Records for the task
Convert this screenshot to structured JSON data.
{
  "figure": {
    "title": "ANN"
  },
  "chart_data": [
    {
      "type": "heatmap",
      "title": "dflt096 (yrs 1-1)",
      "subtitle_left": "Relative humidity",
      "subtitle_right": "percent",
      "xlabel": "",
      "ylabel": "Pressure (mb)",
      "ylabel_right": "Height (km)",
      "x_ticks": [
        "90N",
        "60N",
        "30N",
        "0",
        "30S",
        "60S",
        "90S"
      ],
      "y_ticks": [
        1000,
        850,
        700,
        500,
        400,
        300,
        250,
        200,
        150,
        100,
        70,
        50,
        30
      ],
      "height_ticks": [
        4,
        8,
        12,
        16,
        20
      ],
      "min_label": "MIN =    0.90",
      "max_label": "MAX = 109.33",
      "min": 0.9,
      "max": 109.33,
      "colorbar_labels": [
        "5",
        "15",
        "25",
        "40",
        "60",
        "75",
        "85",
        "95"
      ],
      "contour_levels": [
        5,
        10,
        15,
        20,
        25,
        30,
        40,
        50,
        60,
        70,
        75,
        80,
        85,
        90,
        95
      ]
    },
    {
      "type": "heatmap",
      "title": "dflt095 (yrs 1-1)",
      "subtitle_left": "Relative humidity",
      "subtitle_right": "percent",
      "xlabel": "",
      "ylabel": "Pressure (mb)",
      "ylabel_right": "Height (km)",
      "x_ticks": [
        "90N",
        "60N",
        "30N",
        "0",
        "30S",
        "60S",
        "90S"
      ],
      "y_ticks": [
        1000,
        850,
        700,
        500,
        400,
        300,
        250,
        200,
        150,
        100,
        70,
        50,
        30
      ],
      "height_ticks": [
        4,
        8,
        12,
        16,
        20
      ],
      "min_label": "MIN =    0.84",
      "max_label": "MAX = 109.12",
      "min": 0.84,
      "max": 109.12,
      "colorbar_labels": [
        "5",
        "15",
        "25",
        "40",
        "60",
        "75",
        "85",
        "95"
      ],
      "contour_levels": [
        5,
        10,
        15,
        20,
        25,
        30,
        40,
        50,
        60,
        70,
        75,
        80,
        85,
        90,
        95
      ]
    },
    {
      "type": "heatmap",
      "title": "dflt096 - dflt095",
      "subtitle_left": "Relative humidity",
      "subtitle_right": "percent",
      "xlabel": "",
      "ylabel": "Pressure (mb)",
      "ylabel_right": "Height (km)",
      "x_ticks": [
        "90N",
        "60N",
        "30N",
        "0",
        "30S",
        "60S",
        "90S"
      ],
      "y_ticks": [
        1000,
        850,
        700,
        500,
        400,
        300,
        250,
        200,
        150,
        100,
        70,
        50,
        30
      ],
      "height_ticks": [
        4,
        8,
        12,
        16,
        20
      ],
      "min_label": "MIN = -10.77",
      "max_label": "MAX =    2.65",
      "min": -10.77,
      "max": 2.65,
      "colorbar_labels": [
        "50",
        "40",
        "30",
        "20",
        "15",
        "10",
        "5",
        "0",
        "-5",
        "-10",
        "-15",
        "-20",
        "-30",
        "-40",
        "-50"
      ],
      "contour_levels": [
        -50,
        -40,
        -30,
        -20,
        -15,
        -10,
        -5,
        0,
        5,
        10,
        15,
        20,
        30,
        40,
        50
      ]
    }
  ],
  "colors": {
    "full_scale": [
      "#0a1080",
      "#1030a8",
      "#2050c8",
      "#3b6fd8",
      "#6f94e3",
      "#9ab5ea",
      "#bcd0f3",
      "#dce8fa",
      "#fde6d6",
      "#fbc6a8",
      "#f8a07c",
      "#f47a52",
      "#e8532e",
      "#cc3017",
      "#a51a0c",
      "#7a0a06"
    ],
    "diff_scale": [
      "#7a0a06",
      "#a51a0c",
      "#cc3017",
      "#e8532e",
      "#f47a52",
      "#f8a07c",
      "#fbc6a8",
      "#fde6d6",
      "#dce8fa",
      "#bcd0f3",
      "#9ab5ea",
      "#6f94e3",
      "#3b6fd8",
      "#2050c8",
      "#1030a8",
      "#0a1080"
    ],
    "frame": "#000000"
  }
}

Written problem
Write out the material from the first line to the last, exactly.

Solution for this task
Convert this screenshot to structured JSON data.
{
  "figure": {
    "title": "ANN"
  },
  "chart_data": [
    {
      "type": "heatmap",
      "title": "dflt096 (yrs 1-1)",
      "subtitle_left": "Relative humidity",
      "subtitle_right": "percent",
      "xlabel": "",
      "ylabel": "Pressure (mb)",
      "ylabel_right": "Height (km)",
      "x_ticks": [
        "90N",
        "60N",
        "30N",
        "0",
        "30S",
        "60S",
        "90S"
      ],
      "y_ticks": [
        1000,
        850,
        700,
        500,
        400,
        300,
        250,
        200,
        150,
        100,
        70,
        50,
        30
      ],
      "height_ticks": [
        4,
        8,
        12,
        16,
        20
      ],
      "min_label": "MIN =    0.90",
      "max_label": "MAX = 109.33",
      "min": 0.9,
      "max": 109.33,
      "colorbar_labels": [
        "5",
        "15",
        "25",
        "40",
        "60",
        "75",
        "85",
        "95"
      ],
      "contour_levels": [
        5,
        10,
        15,
        20,
        25,
        30,
        40,
        50,
        60,
        70,
        75,
        80,
        85,
        90,
        95
      ]
    },
    {
      "type": "heatmap",
      "title": "dflt095 (yrs 1-1)",
      "subtitle_left": "Relative humidity",
      "subtitle_right": "percent",
      "xlabel": "",
      "ylabel": "Pressure (mb)",
      "ylabel_right": "Height (km)",
      "x_ticks": [
        "90N",
        "60N",
        "30N",
        "0",
        "30S",
        "60S",
        "90S"
      ],
      "y_ticks": [
        1000,
        850,
        700,
        500,
        400,
        300,
        250,
        200,
        150,
        100,
        70,
        50,
        30
      ],
      "height_ticks": [
        4,
        8,
        12,
        16,
        20
      ],
      "min_label": "MIN =    0.84",
      "max_label": "MAX = 109.12",
      "min": 0.84,
      "max": 109.12,
      "colorbar_labels": [
        "5",
        "15",
        "25",
        "40",
        "60",
        "75",
        "85",
        "95"
      ],
      "contour_levels": [
        5,
        10,
        15,
        20,
        25,
        30,
        40,
        50,
        60,
        70,
        75,
        80,
        85,
        90,
        95
      ]
    },
    {
      "type": "heatmap",
      "title": "dflt096 - dflt095",
      "subtitle_left": "Relative humidity",
      "subtitle_right": "percent",
      "xlabel": "",
      "ylabel": "Pressure (mb)",
      "ylabel_right": "Height (km)",
      "x_ticks": [
        "90N",
        "60N",
        "30N",
        "0",
        "30S",
        "60S",
        "90S"
      ],
      "y_ticks": [
        1000,
        850,
        700,
        500,
        400,
        300,
        250,
        200,
        150,
        100,
        70,
        50,
        30
      ],
      "height_ticks": [
        4,
        8,
        12,
        16,
        20
      ],
      "min_label": "MIN = -10.77",
      "max_label": "MAX =    2.65",
      "min": -10.77,
      "max": 2.65,
      "colorbar_labels": [
        "50",
        "40",
        "30",
        "20",
        "15",
        "10",
        "5",
        "0",
        "-5",
        "-10",
        "-15",
        "-20",
        "-30",
        "-40",
        "-50"
      ],
      "contour_levels": [
        -50,
        -40,
        -30,
        -20,
        -15,
        -10,
        -5,
        0,
        5,
        10,
        15,
        20,
        30,
        40,
        50
      ]
    }
  ],
  "colors": {
    "full_scale": [
      "#0a1080",
      "#1030a8",
      "#2050c8",
      "#3b6fd8",
      "#6f94e3",
      "#9ab5ea",
      "#bcd0f3",
      "#dce8fa",
      "#fde6d6",
      "#fbc6a8",
      "#f8a07c",
      "#f47a52",
      "#e8532e",
      "#cc3017",
      "#a51a0c",
      "#7a0a06"
    ],
    "diff_scale": [
      "#7a0a06",
      "#a51a0c",
      "#cc3017",
      "#e8532e",
      "#f47a52",
      "#f8a07c",
      "#fbc6a8",
      "#fde6d6",
      "#dce8fa",
      "#bcd0f3",
      "#9ab5ea",
      "#6f94e3",
      "#3b6fd8",
      "#2050c8",
      "#1030a8",
      "#0a1080"
    ],
    "frame": "#000000"
  }
}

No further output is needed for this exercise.